▸ **TASK DESCRIPTION**
Leave out the pictures and copy each record below exactly.

[Extracted data entries]
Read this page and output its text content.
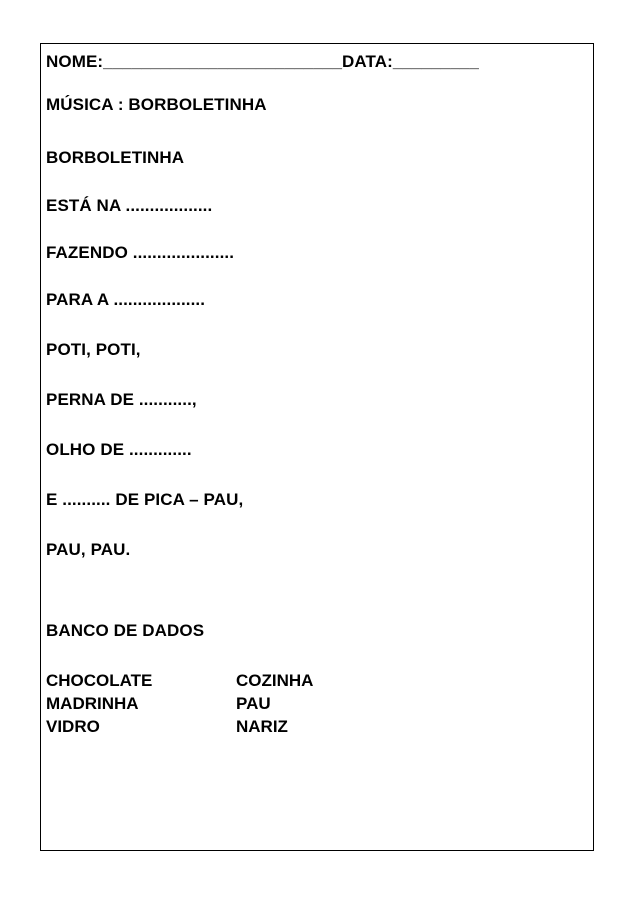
NOME:_________________________DATA:_________
MÚSICA : BORBOLETINHA
BORBOLETINHA
ESTÁ NA ..................
FAZENDO .....................
PARA A ...................
POTI, POTI,
PERNA DE ...........,
OLHO DE .............
E .......... DE PICA – PAU,
PAU, PAU.
BANCO DE DADOS
CHOCOLATE	COZINHA
MADRINHA	PAU
VIDRO	NARIZ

▸ **RESULT**
Read this page and output its text content.
NOME:_________________________DATA:_________
MÚSICA : BORBOLETINHA
BORBOLETINHA
ESTÁ NA ..................
FAZENDO .....................
PARA A ...................
POTI, POTI,
PERNA DE ...........,
OLHO DE .............
E .......... DE PICA – PAU,
PAU, PAU.
BANCO DE DADOS
CHOCOLATE	COZINHA
MADRINHA	PAU
VIDRO	NARIZ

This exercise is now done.